Written problem 1
Transcribe everything in the post on science journalism below, from "The lie he starts" down to "World News said.".
Written problem 2
Name every person the post on science journalism below mentions by name.
Written problem 3
Take the post on science journalism below further from the point where it stops.

Article
==============================

*Correction Note: Earlier headline id'd Science Magazine as the platform for the article under discussion. It was its sister AAAS pubication, Science Careers. Copy amended immediately below)
The AAAS's learned journal Science has its own platoon of science journalists who occasionally liven up the news with narrative that is about more than data, hypothesis, error bars and conclusions. One wonders what its members think of their editors (Correction - make that the editor at Science Careers) who published this week a column on the art and craft of science reporting. The column argues that it not only can be dumb, but that it is just awful - the beat most prone to error and on the whole a dreadful irresponsible mess:
- Adam Ruben: The Unwritten Rules of Journalism;
One can see immediately he might not cut it as a science journalist or any other kind of journalist unless hired entirely to write bilious parody. He starts off with a lie about himself. Then he follows up with a string of falsehoods about the nature of typical science journalism. He, after a final salvo of insult, closes by telling any science writers who read it: "And don't invite me to dinner!" I can't tell if that has an embedded lie, too. Perhaps he'd like nothing better than to look down his nose at a lot of science writers laid to waste and self-loathing by his scathingly incisive witticisms. And I'll bet he gets a few invitations to dinner anyway.
The lie he starts with is that he grew up "with the fantasy that anything in print must be true." Well, that itself cannot be true, for he also remembers a childhood in which he already knew aliens haven't abducted Elvis no matter what the Weekly World News said.
So there, gotcha, ha ha ha. Really, this column makes me seriously depressed. That's not so much by the maiming Dr. Ruben seeks to inflict on the corpus of science journalism but by the judgment at Science that led to this composition's being published as anything remotely useful. Now, it is a fact that we journalists tend to be thin-skinned. We are quite aware that we are prone to occasional exaggeration, just plain error, and inability to keep science in perfect perspective. We know our world is flawed so we may lash out in hurt and fury when somebody is so churlish as to point it out and especially so if its done with a sneer. But even allowing for such neuroses on this side of the fence the column is so heavy handed, apparently genuinely hostile, and false in its depiction of what is typical that.... acckkkkkkk!!!
(Late addition: For rebuttal, one offers at more or less random the recent NYTimes Magazine article by Wil S. Hylton on Craig Venter and designer microbes. If one removed from it all elements that entail writer's tactics that at all reflect what Ruben ridicules, one would be left with a stale, flat story of little impact or enduring impression. That is, dreck.)
OK, I get it. The Ruben piece is deliberate provocation and I fell for it. The gotcha is on me. He's just doing to us, via distortion and selection, what he says we do to scientists. Good one! And one more thing. We science journalists are typically all too happy to hear opening remarks by scientists - at events (such as journalism prize ceremonies) rich with those in our trade - on how very very important we are to the spread of scientific information through the general public and what enormous talent many of us have. That's the spirit! We bask in our own importance. But if your head gets so swollen with such encomiums that it's hard to walk straight, read this.

==============================

Stored rows
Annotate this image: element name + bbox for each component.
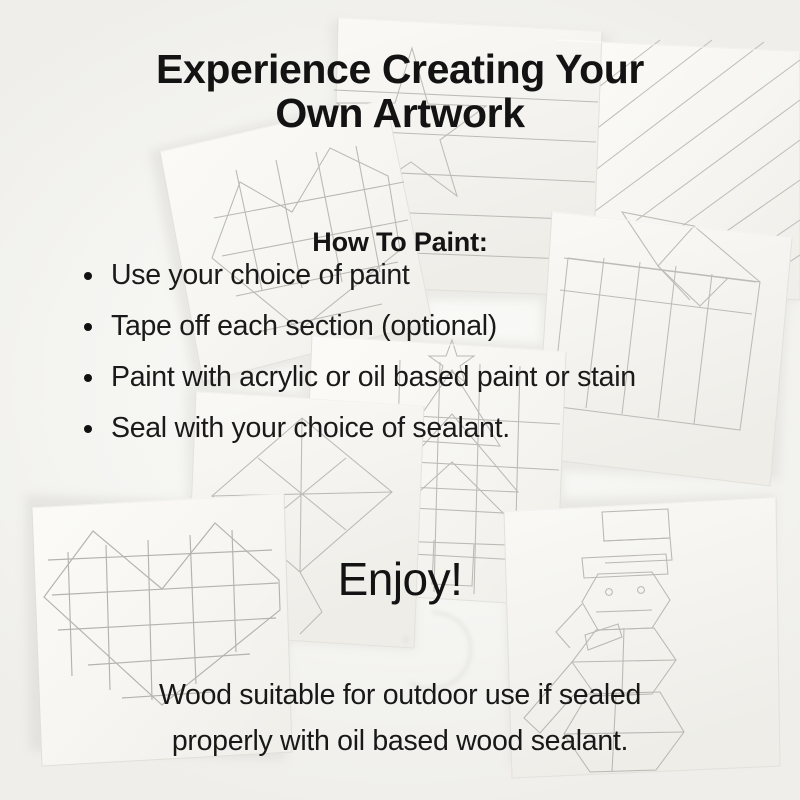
steps-list: Use your choice of paint Tape off each s… [78,250,762,454]
bullet-icon [84,374,92,382]
page-title: Experience Creating Your Own Artwork [0,48,800,136]
list-item-label: Paint with acrylic or oil based paint or… [111,361,636,393]
list-item: Use your choice of paint [78,250,762,301]
poster-canvas: Experience Creating Your Own Artwork How… [0,0,800,800]
list-item: Paint with acrylic or oil based paint or… [78,352,762,403]
text-overlay: Experience Creating Your Own Artwork How… [0,0,800,800]
enjoy-callout: Enjoy! [0,552,800,606]
footnote: Wood suitable for outdoor use if sealed … [40,672,760,764]
footnote-line-1: Wood suitable for outdoor use if sealed [159,679,641,711]
list-item: Seal with your choice of sealant. [78,403,762,454]
page-title-line-1: Experience Creating Your [156,46,644,92]
bullet-icon [84,323,92,331]
page-title-line-2: Own Artwork [275,90,524,136]
list-item: Tape off each section (optional) [78,301,762,352]
list-item-label: Tape off each section (optional) [111,310,497,342]
bullet-icon [84,272,92,280]
bullet-icon [84,425,92,433]
footnote-line-2: properly with oil based wood sealant. [172,725,628,757]
list-item-label: Seal with your choice of sealant. [111,412,510,444]
list-item-label: Use your choice of paint [111,259,410,291]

==============================

Result 1
The lie he starts with is that he grew up "with the fantasy that anything in print must be true." Well, that itself cannot be true, for he also remembers a childhood in which he already knew aliens haven't abducted Elvis no matter what the Weekly World News said.

Result 2
Adam Ruben, Elvis, Wil S. Hylton, Craig Venter

Result 3
(Thx to Seth Borenstein for making sure we saw this - as you'll see in next post down, Deb Blum got riled too).
Grist for the Mill: Adam Ruben's website. (Where we learn he is sarcastic in every direction, an equal-opportunity ego-puncturer)
- Charlie Petit


Comments
Another P.S. Charlie, did you intend the (Corrected*) headline to still indicate that the article was from Science and not Science Careers?
Thanks Charlie--I fully understand. And I appreciate your gracious response.
Respectfully,
Jim
Jim - Sigh. Not my best day yesterday.
Correction made on the misidentification of Science Careers. It was easy to do, as the Science flag is right on the page, but I wasn't fully aware of what Science Careers is. Thanks for taking the time to comment.
As for the post's structure and theme, my intent was to take readers through my sequence of unfolding awareness. This being, first, taken in entirely by this parody, then realizing I was ruffling my feathers to little purpose. I got huffy out of an overdose of seriousness - specifically, too dim initially to realize that the gotcha was entirely for Adam to say to me, not the other way around. By the end of the piece with its link to Adam's website and comment on the nature of his humor, I got to where I wanted to be. But my route may not have been sufficiently clear.
As a postscript, I thought I'd provide another sample of Adam's writing, from an earlier article, that I hope will show that he understands the value of effective science communication:
>>Many scientists see writing as a means to an end, the packing peanuts necessary to cushion the data they want to disperse to the world. They hate crafting sentences as much as they hate, say, metaphors about packing peanuts.
But there’s a reason scientific journal articles tend to be dry, and it’s because we’re writing them that way. We hope that the data constitutes an interesting story all by itself, but we all know it usually doesn’t. It needs us, the people who understand its depth and charm, to frame it and explain it in interesting ways.
This is, in fact, one of the most appealing aspects of science: We’re more than just the people who push the pipette buttons. We’re advocates who get to construct and tell the stories about our science. I can’t think of a better lone career.<<
If I understand him--and I think I do--he's arguing that scientists themselves should take more responsibility for constructing the narrative that explains their science. It's a radical idea, but one I'd expect science writers to be sympathetic to.
Charlie, I won't engage the merits of your argument, or not much, but I will take issue with your headline, which I feel is misleading. As I suspect you know or might have assumed, Science Careers is not Science magazine. It's PART of the Science family of publications, and I--the editor of Science Careers--am accountable to my superiors at Science for my editorial decisions. But I make those decisions, and no one above me--not the Editor-in-Chief; not the news editor--reviewed this column prior to publication. If you don't like the column, blame me, not Science.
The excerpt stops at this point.